____ Supplied material

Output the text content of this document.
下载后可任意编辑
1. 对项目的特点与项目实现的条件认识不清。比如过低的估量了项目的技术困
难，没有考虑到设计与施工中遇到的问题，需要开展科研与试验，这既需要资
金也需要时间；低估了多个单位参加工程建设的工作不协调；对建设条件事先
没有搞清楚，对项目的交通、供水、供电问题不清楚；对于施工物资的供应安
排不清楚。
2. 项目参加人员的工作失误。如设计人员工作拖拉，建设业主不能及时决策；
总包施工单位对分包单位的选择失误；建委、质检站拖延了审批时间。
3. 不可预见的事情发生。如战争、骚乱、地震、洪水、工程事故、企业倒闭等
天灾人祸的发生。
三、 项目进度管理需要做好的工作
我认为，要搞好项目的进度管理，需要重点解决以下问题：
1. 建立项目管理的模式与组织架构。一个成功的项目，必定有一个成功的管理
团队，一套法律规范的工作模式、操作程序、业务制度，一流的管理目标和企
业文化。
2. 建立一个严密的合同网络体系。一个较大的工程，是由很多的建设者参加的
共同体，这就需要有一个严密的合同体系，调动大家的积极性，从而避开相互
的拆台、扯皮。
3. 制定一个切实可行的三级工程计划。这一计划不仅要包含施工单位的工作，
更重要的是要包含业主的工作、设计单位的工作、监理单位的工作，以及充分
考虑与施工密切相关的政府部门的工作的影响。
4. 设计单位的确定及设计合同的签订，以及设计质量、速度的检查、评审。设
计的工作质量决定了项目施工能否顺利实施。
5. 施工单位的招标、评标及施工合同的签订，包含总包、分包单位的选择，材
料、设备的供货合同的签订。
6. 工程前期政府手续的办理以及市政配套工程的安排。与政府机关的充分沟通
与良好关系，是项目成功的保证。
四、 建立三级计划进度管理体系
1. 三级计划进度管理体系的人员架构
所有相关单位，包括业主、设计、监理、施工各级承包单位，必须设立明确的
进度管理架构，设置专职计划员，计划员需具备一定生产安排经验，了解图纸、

________

### The problem
Give the records above again, word for word.

### Answer below
Output the text content of this document.
下载后可任意编辑
1. 对项目的特点与项目实现的条件认识不清。比如过低的估量了项目的技术困
难，没有考虑到设计与施工中遇到的问题，需要开展科研与试验，这既需要资
金也需要时间；低估了多个单位参加工程建设的工作不协调；对建设条件事先
没有搞清楚，对项目的交通、供水、供电问题不清楚；对于施工物资的供应安
排不清楚。
2. 项目参加人员的工作失误。如设计人员工作拖拉，建设业主不能及时决策；
总包施工单位对分包单位的选择失误；建委、质检站拖延了审批时间。
3. 不可预见的事情发生。如战争、骚乱、地震、洪水、工程事故、企业倒闭等
天灾人祸的发生。
三、 项目进度管理需要做好的工作
我认为，要搞好项目的进度管理，需要重点解决以下问题：
1. 建立项目管理的模式与组织架构。一个成功的项目，必定有一个成功的管理
团队，一套法律规范的工作模式、操作程序、业务制度，一流的管理目标和企
业文化。
2. 建立一个严密的合同网络体系。一个较大的工程，是由很多的建设者参加的
共同体，这就需要有一个严密的合同体系，调动大家的积极性，从而避开相互
的拆台、扯皮。
3. 制定一个切实可行的三级工程计划。这一计划不仅要包含施工单位的工作，
更重要的是要包含业主的工作、设计单位的工作、监理单位的工作，以及充分
考虑与施工密切相关的政府部门的工作的影响。
4. 设计单位的确定及设计合同的签订，以及设计质量、速度的检查、评审。设
计的工作质量决定了项目施工能否顺利实施。
5. 施工单位的招标、评标及施工合同的签订，包含总包、分包单位的选择，材
料、设备的供货合同的签订。
6. 工程前期政府手续的办理以及市政配套工程的安排。与政府机关的充分沟通
与良好关系，是项目成功的保证。
四、 建立三级计划进度管理体系
1. 三级计划进度管理体系的人员架构
所有相关单位，包括业主、设计、监理、施工各级承包单位，必须设立明确的
进度管理架构，设置专职计划员，计划员需具备一定生产安排经验，了解图纸、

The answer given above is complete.